**The request:**
Using the entries that follow, collect the lines where the word "icon" appears.

**Material:**
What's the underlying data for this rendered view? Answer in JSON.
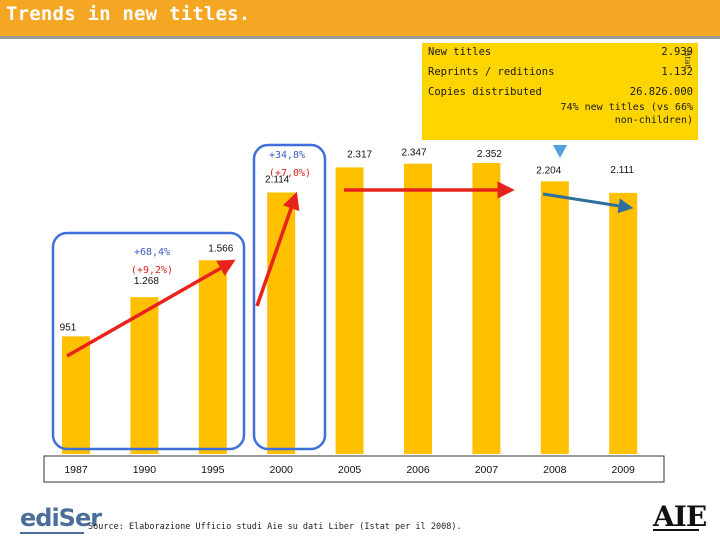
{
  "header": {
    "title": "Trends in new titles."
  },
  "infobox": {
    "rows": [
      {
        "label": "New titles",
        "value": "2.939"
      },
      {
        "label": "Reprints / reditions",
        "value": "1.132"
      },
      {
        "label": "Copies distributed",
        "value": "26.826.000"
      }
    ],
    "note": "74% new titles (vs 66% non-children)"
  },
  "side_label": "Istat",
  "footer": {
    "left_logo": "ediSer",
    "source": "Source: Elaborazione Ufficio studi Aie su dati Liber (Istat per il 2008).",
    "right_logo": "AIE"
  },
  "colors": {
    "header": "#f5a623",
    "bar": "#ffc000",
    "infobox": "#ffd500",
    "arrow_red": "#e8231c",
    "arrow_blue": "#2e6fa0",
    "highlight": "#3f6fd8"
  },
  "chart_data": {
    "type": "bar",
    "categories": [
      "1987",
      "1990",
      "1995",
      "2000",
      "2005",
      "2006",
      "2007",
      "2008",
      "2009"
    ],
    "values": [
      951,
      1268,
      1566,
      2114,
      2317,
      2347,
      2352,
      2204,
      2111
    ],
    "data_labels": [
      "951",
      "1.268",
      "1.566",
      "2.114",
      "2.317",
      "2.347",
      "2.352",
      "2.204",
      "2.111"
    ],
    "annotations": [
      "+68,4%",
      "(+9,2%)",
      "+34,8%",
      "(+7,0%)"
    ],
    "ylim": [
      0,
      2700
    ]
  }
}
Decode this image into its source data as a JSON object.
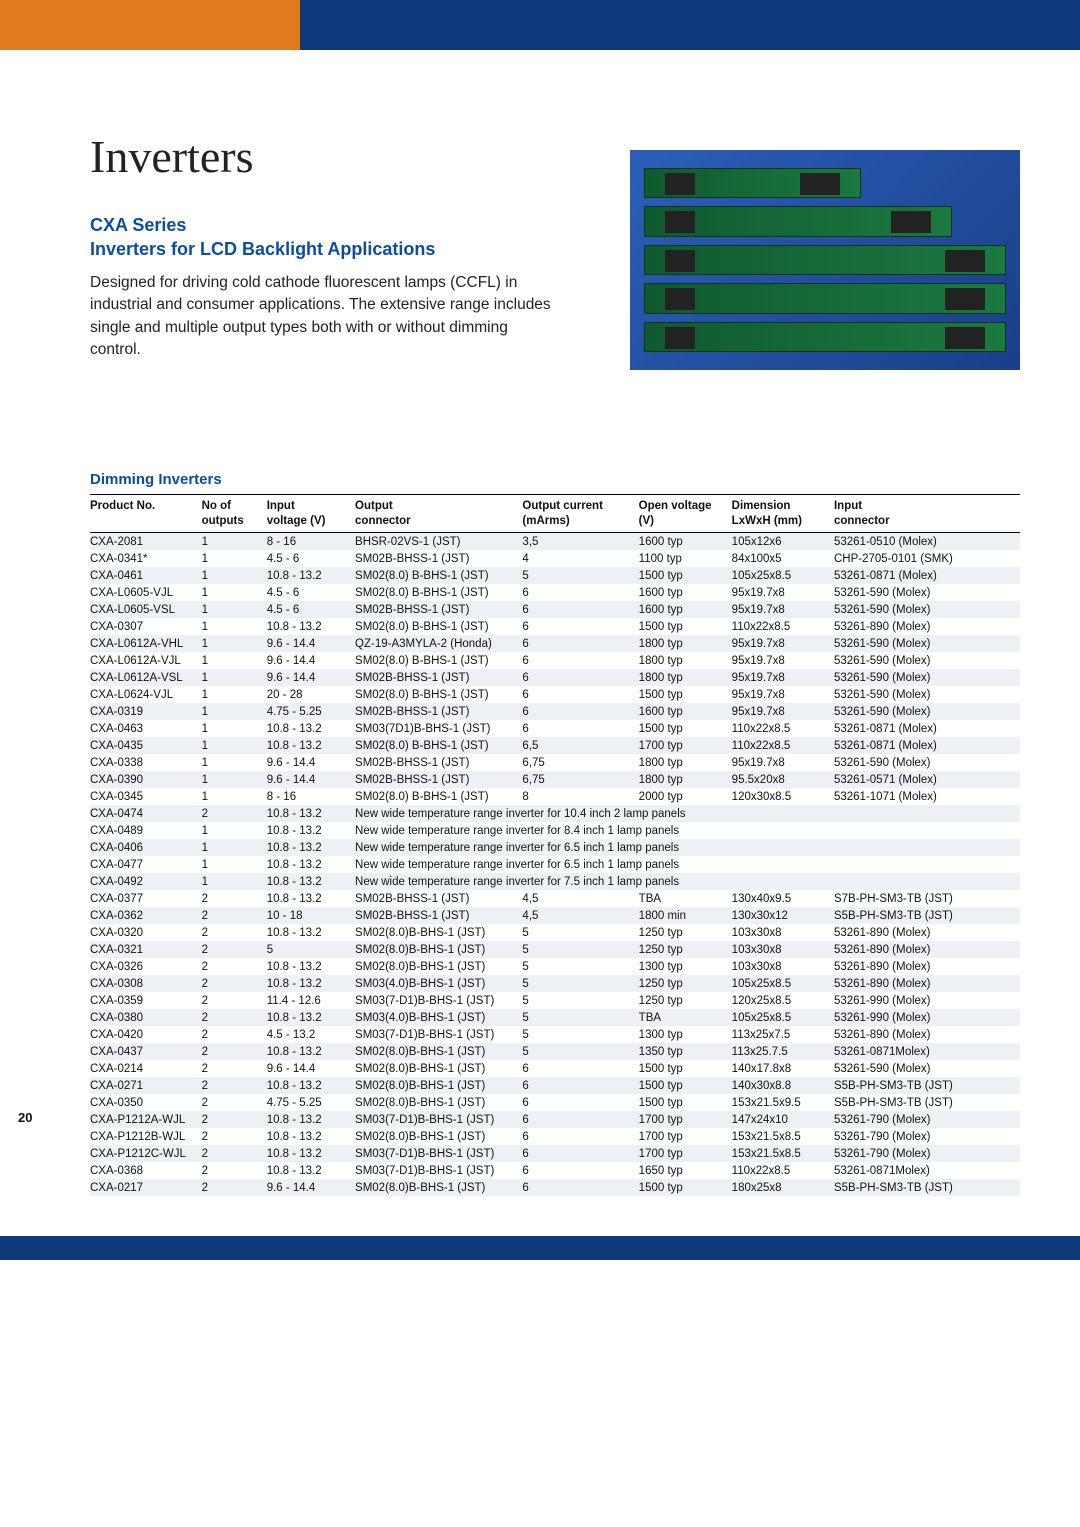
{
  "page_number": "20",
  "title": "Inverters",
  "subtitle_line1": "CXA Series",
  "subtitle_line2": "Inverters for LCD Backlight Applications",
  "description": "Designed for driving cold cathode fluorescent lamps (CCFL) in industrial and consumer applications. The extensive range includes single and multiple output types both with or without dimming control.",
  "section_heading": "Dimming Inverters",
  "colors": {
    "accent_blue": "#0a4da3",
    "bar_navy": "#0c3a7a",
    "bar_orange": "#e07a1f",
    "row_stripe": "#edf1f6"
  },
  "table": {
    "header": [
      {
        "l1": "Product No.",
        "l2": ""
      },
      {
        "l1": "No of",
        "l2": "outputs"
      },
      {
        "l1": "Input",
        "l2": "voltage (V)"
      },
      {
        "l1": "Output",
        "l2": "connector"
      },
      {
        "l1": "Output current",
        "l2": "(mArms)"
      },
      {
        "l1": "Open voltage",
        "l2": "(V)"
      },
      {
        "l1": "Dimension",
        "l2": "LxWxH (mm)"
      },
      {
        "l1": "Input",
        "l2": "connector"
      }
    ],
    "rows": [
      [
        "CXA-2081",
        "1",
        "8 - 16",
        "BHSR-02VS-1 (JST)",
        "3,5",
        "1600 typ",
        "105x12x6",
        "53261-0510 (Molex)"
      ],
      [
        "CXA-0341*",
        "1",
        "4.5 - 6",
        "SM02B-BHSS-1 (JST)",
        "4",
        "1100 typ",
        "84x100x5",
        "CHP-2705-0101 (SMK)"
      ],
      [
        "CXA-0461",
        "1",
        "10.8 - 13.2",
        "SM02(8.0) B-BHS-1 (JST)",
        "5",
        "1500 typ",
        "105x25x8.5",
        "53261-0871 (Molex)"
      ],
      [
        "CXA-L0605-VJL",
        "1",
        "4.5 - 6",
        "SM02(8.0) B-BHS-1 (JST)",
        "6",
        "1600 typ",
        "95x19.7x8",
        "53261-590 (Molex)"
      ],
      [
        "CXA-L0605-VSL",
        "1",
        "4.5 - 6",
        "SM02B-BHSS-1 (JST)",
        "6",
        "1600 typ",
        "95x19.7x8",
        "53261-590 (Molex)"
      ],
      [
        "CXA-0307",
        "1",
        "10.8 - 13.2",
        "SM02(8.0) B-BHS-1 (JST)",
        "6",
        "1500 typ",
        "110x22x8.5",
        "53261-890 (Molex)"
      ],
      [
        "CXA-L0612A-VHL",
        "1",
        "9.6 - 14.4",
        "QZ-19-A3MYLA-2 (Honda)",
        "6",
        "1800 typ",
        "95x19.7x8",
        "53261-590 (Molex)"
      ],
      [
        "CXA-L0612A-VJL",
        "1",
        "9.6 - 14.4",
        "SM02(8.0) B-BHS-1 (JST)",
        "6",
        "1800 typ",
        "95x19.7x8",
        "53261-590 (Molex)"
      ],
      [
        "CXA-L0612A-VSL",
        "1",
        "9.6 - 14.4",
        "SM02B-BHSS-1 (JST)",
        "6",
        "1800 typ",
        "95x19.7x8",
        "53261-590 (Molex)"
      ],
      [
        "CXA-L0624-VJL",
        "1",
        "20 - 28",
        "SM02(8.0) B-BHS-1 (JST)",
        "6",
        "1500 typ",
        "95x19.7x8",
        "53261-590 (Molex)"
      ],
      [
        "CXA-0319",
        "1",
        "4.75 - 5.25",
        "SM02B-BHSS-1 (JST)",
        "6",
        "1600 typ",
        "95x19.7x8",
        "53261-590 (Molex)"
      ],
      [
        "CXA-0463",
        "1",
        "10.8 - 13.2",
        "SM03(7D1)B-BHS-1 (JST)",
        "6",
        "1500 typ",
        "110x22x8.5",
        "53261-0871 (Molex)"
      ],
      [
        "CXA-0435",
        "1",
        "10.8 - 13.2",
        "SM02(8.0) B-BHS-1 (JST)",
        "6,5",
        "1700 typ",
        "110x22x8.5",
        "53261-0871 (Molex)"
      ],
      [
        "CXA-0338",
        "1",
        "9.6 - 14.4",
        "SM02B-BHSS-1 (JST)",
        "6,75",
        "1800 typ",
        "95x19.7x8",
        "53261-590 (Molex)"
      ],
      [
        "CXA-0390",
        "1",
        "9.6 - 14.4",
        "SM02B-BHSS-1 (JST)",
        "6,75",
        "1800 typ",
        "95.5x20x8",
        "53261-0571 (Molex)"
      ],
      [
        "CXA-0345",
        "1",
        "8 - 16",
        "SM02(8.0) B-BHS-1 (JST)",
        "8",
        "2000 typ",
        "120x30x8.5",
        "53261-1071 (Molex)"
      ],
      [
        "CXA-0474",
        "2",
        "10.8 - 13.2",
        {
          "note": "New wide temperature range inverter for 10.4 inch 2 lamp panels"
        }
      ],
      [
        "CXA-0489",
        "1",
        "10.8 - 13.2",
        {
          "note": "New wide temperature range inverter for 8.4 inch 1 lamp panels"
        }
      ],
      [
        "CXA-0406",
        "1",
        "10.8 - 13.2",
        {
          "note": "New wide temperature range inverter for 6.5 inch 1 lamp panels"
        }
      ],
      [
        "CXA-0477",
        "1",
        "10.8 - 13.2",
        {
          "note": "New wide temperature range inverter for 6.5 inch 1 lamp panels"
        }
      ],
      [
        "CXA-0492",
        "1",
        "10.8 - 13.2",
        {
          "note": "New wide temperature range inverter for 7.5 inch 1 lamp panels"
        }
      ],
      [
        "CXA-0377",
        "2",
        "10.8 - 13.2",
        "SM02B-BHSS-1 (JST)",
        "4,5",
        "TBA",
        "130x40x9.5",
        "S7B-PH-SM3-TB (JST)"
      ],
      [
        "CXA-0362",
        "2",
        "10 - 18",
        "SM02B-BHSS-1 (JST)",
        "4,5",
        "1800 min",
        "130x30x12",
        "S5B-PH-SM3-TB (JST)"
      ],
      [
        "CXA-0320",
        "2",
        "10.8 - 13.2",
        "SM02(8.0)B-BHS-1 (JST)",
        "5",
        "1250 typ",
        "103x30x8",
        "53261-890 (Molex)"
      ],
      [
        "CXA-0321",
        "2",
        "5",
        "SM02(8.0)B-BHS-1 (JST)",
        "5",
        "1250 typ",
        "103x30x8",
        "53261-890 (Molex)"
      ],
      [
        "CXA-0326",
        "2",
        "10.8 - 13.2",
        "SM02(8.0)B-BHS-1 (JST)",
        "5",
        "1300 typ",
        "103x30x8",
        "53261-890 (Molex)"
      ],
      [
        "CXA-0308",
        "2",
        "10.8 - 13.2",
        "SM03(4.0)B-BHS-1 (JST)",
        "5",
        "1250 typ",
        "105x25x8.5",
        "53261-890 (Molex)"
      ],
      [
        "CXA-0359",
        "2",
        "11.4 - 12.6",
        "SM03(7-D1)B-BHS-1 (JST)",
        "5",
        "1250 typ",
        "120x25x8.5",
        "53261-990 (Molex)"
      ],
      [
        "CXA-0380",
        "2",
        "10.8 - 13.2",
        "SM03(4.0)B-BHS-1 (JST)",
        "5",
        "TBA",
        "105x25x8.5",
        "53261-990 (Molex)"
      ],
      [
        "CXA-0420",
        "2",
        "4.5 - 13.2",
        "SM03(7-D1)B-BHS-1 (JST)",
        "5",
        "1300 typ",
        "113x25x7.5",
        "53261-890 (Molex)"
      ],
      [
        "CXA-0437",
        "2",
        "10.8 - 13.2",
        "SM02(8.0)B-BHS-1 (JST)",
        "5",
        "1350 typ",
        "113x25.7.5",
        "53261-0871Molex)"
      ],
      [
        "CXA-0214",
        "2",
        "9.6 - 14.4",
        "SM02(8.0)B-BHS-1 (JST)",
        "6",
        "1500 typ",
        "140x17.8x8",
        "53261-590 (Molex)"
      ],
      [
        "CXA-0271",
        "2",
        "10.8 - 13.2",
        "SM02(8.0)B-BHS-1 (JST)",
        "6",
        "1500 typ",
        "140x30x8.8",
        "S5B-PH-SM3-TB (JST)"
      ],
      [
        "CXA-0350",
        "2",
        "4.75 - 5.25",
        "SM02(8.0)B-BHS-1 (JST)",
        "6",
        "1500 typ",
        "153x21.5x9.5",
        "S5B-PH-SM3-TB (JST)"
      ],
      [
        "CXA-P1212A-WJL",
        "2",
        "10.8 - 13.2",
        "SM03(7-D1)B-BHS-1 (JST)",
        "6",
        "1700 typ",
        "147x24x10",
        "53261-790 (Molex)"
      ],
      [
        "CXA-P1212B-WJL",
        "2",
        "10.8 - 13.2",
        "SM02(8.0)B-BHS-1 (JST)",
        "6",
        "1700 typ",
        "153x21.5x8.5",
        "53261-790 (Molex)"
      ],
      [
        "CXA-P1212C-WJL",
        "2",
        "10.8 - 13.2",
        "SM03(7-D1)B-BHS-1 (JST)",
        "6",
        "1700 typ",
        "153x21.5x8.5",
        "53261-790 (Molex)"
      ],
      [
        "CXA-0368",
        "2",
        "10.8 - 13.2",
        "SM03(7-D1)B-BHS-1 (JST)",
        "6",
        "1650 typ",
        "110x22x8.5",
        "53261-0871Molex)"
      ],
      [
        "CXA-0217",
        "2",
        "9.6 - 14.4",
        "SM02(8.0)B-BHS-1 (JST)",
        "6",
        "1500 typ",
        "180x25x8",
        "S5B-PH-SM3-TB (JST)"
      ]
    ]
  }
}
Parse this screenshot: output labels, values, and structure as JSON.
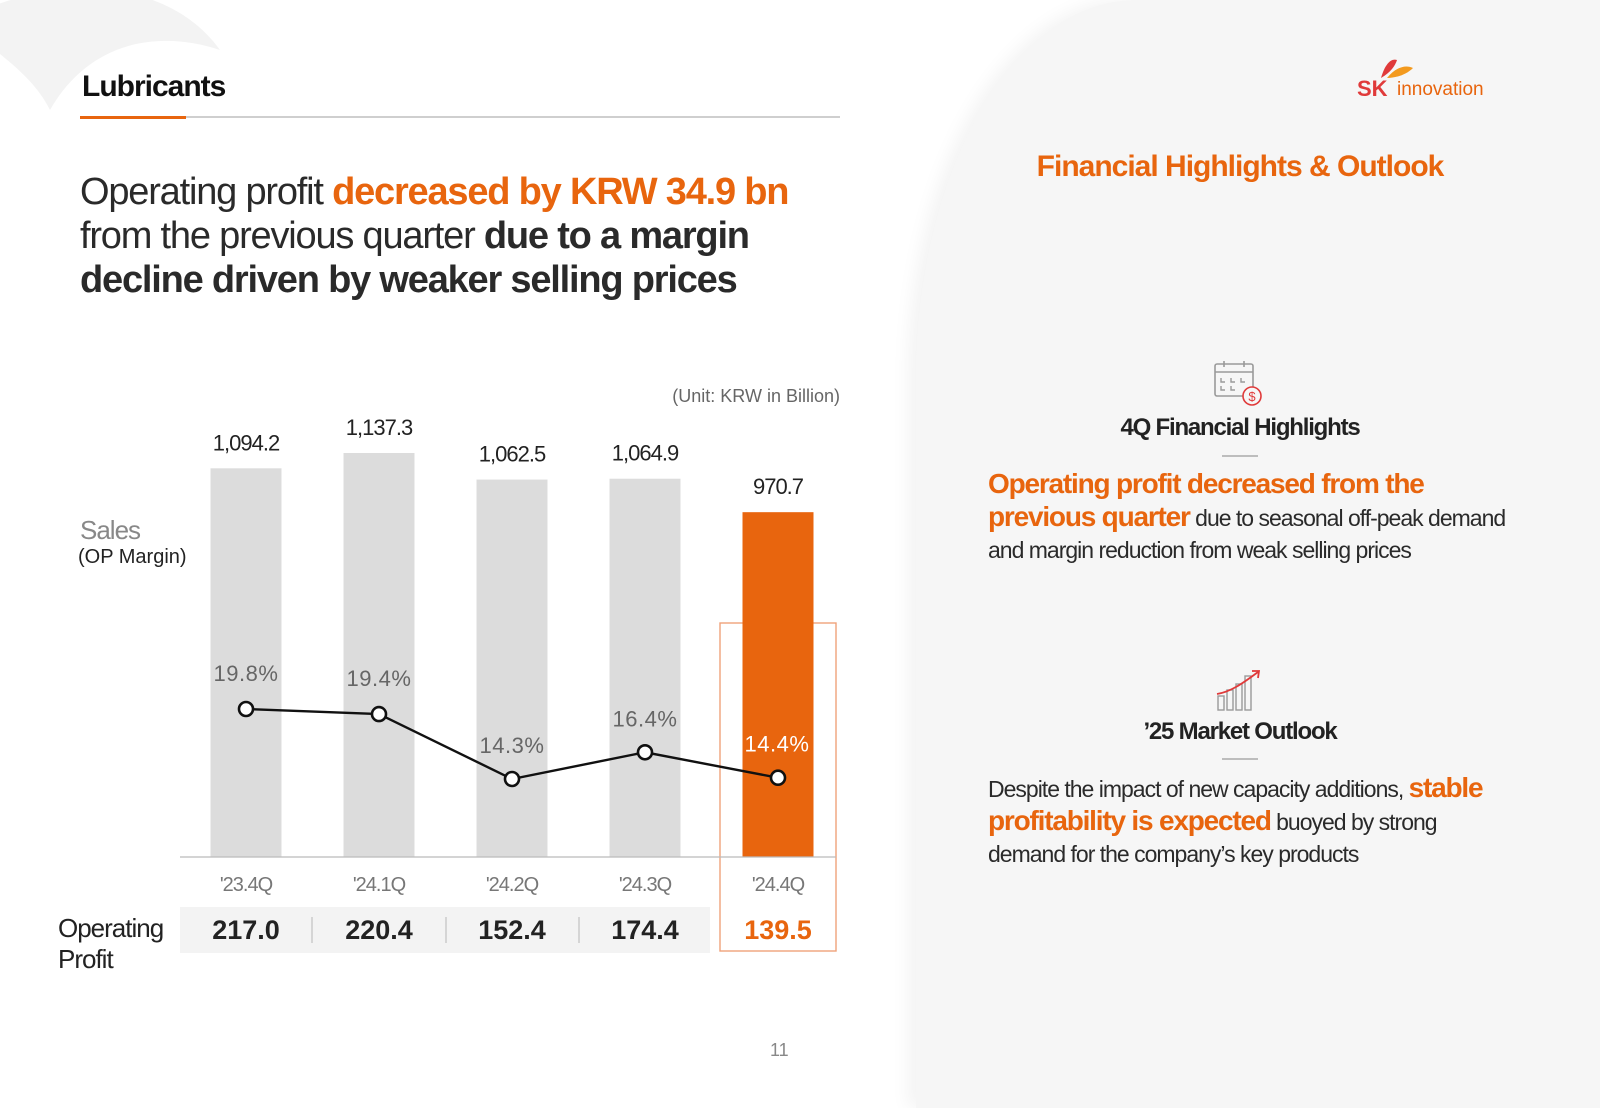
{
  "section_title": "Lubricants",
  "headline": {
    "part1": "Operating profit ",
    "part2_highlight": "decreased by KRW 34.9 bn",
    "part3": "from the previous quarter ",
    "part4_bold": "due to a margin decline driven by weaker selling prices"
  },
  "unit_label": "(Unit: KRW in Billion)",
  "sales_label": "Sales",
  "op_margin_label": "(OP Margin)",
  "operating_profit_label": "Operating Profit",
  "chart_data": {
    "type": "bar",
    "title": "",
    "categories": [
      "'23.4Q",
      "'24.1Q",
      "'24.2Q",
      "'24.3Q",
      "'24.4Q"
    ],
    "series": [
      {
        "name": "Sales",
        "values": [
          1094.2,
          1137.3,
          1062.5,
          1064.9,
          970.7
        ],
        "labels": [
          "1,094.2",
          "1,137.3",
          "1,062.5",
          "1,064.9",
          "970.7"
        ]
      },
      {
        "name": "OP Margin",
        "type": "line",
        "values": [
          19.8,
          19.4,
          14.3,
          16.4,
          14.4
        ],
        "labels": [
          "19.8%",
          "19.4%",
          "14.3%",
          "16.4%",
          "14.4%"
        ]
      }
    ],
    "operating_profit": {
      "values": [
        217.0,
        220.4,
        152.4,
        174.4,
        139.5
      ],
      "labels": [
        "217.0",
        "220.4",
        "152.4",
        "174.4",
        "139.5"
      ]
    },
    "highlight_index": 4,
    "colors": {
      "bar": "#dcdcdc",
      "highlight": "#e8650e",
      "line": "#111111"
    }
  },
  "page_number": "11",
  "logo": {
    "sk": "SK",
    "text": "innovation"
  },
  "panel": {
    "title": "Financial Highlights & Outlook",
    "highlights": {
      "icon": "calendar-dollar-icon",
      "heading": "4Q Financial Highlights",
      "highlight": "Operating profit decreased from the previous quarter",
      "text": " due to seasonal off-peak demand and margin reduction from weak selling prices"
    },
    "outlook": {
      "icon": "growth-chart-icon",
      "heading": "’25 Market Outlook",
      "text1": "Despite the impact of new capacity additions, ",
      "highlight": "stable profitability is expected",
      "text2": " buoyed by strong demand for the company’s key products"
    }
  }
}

**The reply:**
      "icon": "calendar-dollar-icon",
      "icon": "growth-chart-icon",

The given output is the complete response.